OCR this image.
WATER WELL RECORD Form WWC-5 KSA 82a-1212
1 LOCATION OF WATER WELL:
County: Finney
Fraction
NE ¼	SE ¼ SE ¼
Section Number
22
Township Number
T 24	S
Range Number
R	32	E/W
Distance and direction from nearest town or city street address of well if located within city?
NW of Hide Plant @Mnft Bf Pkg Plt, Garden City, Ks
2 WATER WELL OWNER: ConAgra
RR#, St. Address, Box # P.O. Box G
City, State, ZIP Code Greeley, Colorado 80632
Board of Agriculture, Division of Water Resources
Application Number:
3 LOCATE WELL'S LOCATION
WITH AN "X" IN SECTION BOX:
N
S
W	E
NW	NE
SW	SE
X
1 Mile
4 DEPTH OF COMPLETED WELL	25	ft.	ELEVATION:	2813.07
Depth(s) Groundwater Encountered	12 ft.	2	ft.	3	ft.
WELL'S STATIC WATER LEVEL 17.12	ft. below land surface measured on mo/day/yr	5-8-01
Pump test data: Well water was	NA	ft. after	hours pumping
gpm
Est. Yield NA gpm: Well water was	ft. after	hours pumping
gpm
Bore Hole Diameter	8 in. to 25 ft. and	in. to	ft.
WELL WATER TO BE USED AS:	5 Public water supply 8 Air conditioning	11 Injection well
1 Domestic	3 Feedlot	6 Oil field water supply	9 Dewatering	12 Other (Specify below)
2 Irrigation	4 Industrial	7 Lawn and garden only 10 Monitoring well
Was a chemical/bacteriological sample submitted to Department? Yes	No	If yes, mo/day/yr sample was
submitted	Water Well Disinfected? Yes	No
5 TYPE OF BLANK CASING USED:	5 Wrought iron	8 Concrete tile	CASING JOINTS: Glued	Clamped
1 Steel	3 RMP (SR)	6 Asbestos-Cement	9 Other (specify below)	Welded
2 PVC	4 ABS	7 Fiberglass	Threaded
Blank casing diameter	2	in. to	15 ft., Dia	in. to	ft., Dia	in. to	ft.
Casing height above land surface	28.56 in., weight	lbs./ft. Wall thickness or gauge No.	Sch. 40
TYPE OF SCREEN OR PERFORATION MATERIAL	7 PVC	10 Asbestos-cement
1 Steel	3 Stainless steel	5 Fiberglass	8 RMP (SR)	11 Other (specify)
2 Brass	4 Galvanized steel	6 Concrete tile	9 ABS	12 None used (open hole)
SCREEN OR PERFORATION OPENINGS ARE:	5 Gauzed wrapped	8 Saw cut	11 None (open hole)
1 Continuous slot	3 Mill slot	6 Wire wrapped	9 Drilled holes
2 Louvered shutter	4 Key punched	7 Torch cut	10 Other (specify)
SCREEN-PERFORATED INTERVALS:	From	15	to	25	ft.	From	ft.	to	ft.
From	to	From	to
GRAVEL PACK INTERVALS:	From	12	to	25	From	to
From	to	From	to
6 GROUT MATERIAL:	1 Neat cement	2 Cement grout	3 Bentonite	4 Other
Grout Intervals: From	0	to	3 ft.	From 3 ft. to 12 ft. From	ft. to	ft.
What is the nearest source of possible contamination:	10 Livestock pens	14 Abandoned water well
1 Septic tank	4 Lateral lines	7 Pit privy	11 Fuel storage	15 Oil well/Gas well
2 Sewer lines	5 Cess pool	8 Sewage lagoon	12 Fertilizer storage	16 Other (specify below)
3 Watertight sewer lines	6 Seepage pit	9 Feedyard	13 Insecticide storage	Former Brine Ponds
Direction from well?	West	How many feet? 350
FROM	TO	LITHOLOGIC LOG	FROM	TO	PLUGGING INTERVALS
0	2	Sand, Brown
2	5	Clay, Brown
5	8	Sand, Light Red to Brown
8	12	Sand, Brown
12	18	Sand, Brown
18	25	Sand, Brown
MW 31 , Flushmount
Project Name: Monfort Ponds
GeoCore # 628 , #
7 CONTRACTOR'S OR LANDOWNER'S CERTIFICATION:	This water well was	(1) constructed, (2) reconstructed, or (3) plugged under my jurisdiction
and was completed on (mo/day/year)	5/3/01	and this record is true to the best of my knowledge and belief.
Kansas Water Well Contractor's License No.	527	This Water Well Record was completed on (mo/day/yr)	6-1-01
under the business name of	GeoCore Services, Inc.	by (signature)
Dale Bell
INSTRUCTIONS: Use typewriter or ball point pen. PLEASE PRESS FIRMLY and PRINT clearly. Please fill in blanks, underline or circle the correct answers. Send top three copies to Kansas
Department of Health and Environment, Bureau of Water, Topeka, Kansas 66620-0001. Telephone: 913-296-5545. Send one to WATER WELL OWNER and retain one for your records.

|---|

Exercise instructions: An identical copy of the entries above is the expected result.

Result:
OCR this image.
WATER WELL RECORD Form WWC-5 KSA 82a-1212
1 LOCATION OF WATER WELL:
County: Finney
Fraction
NE ¼	SE ¼ SE ¼
Section Number
22
Township Number
T 24	S
Range Number
R	32	E/W
Distance and direction from nearest town or city street address of well if located within city?
NW of Hide Plant @Mnft Bf Pkg Plt, Garden City, Ks
2 WATER WELL OWNER: ConAgra
RR#, St. Address, Box # P.O. Box G
City, State, ZIP Code Greeley, Colorado 80632
Board of Agriculture, Division of Water Resources
Application Number:
3 LOCATE WELL'S LOCATION
WITH AN "X" IN SECTION BOX:
N
S
W	E
NW	NE
SW	SE
X
1 Mile
4 DEPTH OF COMPLETED WELL	25	ft.	ELEVATION:	2813.07
Depth(s) Groundwater Encountered	12 ft.	2	ft.	3	ft.
WELL'S STATIC WATER LEVEL 17.12	ft. below land surface measured on mo/day/yr	5-8-01
Pump test data: Well water was	NA	ft. after	hours pumping
gpm
Est. Yield NA gpm: Well water was	ft. after	hours pumping
gpm
Bore Hole Diameter	8 in. to 25 ft. and	in. to	ft.
WELL WATER TO BE USED AS:	5 Public water supply 8 Air conditioning	11 Injection well
1 Domestic	3 Feedlot	6 Oil field water supply	9 Dewatering	12 Other (Specify below)
2 Irrigation	4 Industrial	7 Lawn and garden only 10 Monitoring well
Was a chemical/bacteriological sample submitted to Department? Yes	No	If yes, mo/day/yr sample was
submitted	Water Well Disinfected? Yes	No
5 TYPE OF BLANK CASING USED:	5 Wrought iron	8 Concrete tile	CASING JOINTS: Glued	Clamped
1 Steel	3 RMP (SR)	6 Asbestos-Cement	9 Other (specify below)	Welded
2 PVC	4 ABS	7 Fiberglass	Threaded
Blank casing diameter	2	in. to	15 ft., Dia	in. to	ft., Dia	in. to	ft.
Casing height above land surface	28.56 in., weight	lbs./ft. Wall thickness or gauge No.	Sch. 40
TYPE OF SCREEN OR PERFORATION MATERIAL	7 PVC	10 Asbestos-cement
1 Steel	3 Stainless steel	5 Fiberglass	8 RMP (SR)	11 Other (specify)
2 Brass	4 Galvanized steel	6 Concrete tile	9 ABS	12 None used (open hole)
SCREEN OR PERFORATION OPENINGS ARE:	5 Gauzed wrapped	8 Saw cut	11 None (open hole)
1 Continuous slot	3 Mill slot	6 Wire wrapped	9 Drilled holes
2 Louvered shutter	4 Key punched	7 Torch cut	10 Other (specify)
SCREEN-PERFORATED INTERVALS:	From	15	to	25	ft.	From	ft.	to	ft.
From	to	From	to
GRAVEL PACK INTERVALS:	From	12	to	25	From	to
From	to	From	to
6 GROUT MATERIAL:	1 Neat cement	2 Cement grout	3 Bentonite	4 Other
Grout Intervals: From	0	to	3 ft.	From 3 ft. to 12 ft. From	ft. to	ft.
What is the nearest source of possible contamination:	10 Livestock pens	14 Abandoned water well
1 Septic tank	4 Lateral lines	7 Pit privy	11 Fuel storage	15 Oil well/Gas well
2 Sewer lines	5 Cess pool	8 Sewage lagoon	12 Fertilizer storage	16 Other (specify below)
3 Watertight sewer lines	6 Seepage pit	9 Feedyard	13 Insecticide storage	Former Brine Ponds
Direction from well?	West	How many feet? 350
FROM	TO	LITHOLOGIC LOG	FROM	TO	PLUGGING INTERVALS
0	2	Sand, Brown
2	5	Clay, Brown
5	8	Sand, Light Red to Brown
8	12	Sand, Brown
12	18	Sand, Brown
18	25	Sand, Brown
MW 31 , Flushmount
Project Name: Monfort Ponds
GeoCore # 628 , #
7 CONTRACTOR'S OR LANDOWNER'S CERTIFICATION:	This water well was	(1) constructed, (2) reconstructed, or (3) plugged under my jurisdiction
and was completed on (mo/day/year)	5/3/01	and this record is true to the best of my knowledge and belief.
Kansas Water Well Contractor's License No.	527	This Water Well Record was completed on (mo/day/yr)	6-1-01
under the business name of	GeoCore Services, Inc.	by (signature)
Dale Bell
INSTRUCTIONS: Use typewriter or ball point pen. PLEASE PRESS FIRMLY and PRINT clearly. Please fill in blanks, underline or circle the correct answers. Send top three copies to Kansas
Department of Health and Environment, Bureau of Water, Topeka, Kansas 66620-0001. Telephone: 913-296-5545. Send one to WATER WELL OWNER and retain one for your records.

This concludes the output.